▸ EXERCISE REQUIREMENTS
Return the number of lines in which the word "title" appears; add nothing else.

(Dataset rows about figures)
________________________
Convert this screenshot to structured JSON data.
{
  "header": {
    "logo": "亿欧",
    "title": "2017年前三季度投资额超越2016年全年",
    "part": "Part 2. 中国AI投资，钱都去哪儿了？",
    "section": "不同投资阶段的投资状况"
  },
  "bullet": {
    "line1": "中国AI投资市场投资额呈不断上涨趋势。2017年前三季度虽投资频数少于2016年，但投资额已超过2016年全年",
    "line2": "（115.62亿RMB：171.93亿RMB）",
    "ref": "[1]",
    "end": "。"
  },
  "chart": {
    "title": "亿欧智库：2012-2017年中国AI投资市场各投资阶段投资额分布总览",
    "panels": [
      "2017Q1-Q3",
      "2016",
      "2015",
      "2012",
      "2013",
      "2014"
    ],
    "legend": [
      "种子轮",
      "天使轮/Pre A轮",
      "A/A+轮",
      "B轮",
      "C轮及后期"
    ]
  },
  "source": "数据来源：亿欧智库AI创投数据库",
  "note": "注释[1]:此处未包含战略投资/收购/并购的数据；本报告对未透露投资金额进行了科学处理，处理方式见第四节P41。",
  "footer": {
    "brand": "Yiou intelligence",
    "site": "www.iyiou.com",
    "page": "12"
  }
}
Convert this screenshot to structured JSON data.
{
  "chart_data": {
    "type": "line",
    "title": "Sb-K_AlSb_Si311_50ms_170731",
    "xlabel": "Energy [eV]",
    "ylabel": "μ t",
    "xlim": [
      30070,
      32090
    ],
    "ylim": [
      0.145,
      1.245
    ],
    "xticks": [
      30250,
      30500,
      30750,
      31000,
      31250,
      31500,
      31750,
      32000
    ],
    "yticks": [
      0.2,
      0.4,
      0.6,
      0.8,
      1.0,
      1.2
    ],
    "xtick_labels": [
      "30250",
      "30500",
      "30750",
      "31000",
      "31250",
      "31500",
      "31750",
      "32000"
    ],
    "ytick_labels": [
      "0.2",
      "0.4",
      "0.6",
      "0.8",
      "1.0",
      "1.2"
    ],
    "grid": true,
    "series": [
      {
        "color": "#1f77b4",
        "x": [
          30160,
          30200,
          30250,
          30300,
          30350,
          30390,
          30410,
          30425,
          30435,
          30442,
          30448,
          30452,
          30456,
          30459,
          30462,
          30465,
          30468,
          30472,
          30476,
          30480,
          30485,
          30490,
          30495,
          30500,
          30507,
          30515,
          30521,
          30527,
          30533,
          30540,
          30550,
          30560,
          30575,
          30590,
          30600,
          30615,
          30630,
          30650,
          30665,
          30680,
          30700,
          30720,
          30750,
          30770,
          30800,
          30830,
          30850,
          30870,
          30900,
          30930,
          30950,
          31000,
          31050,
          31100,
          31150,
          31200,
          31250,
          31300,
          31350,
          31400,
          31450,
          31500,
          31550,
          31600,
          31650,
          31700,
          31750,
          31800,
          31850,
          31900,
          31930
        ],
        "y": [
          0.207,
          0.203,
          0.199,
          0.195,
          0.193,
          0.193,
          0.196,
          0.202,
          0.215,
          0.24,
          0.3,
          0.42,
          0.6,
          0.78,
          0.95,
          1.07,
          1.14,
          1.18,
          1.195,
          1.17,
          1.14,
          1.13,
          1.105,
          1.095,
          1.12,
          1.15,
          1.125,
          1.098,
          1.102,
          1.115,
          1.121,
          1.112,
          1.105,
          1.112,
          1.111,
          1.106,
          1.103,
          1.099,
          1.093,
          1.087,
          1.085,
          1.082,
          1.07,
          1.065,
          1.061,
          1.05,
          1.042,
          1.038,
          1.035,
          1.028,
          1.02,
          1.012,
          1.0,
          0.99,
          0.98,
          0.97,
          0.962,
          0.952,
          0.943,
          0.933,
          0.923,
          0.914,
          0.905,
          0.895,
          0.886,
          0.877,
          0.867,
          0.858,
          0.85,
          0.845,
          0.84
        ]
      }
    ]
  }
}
________________________
▸ REPLY
3